**Given instruction:**
Each line below should be quoted exactly, please.

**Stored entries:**
□ □ □
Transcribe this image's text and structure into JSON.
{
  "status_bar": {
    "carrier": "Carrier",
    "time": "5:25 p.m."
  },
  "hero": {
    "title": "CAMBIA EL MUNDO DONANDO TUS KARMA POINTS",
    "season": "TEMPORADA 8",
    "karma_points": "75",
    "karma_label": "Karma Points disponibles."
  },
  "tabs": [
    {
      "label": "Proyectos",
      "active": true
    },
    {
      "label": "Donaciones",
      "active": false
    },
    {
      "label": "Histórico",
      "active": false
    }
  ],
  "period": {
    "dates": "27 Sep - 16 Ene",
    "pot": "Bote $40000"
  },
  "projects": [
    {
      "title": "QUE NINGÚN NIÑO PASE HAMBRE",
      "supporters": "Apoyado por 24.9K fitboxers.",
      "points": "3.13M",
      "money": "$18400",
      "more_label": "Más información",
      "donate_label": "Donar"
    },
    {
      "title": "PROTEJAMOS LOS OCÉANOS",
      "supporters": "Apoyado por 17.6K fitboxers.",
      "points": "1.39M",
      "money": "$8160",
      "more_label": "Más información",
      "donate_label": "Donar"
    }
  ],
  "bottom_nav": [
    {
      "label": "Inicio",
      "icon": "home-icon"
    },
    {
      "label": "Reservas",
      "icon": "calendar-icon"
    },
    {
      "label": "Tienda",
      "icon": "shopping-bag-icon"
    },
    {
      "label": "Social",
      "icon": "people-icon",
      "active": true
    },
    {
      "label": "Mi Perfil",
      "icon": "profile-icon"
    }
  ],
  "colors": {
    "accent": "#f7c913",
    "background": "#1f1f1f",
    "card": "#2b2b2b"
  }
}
□ □ □
**Completed task:**
Transcribe this image's text and structure into JSON.
{
  "status_bar": {
    "carrier": "Carrier",
    "time": "5:25 p.m."
  },
  "hero": {
    "title": "CAMBIA EL MUNDO DONANDO TUS KARMA POINTS",
    "season": "TEMPORADA 8",
    "karma_points": "75",
    "karma_label": "Karma Points disponibles."
  },
  "tabs": [
    {
      "label": "Proyectos",
      "active": true
    },
    {
      "label": "Donaciones",
      "active": false
    },
    {
      "label": "Histórico",
      "active": false
    }
  ],
  "period": {
    "dates": "27 Sep - 16 Ene",
    "pot": "Bote $40000"
  },
  "projects": [
    {
      "title": "QUE NINGÚN NIÑO PASE HAMBRE",
      "supporters": "Apoyado por 24.9K fitboxers.",
      "points": "3.13M",
      "money": "$18400",
      "more_label": "Más información",
      "donate_label": "Donar"
    },
    {
      "title": "PROTEJAMOS LOS OCÉANOS",
      "supporters": "Apoyado por 17.6K fitboxers.",
      "points": "1.39M",
      "money": "$8160",
      "more_label": "Más información",
      "donate_label": "Donar"
    }
  ],
  "bottom_nav": [
    {
      "label": "Inicio",
      "icon": "home-icon"
    },
    {
      "label": "Reservas",
      "icon": "calendar-icon"
    },
    {
      "label": "Tienda",
      "icon": "shopping-bag-icon"
    },
    {
      "label": "Social",
      "icon": "people-icon",
      "active": true
    },
    {
      "label": "Mi Perfil",
      "icon": "profile-icon"
    }
  ],
  "colors": {
    "accent": "#f7c913",
    "background": "#1f1f1f",
    "card": "#2b2b2b"
  }
}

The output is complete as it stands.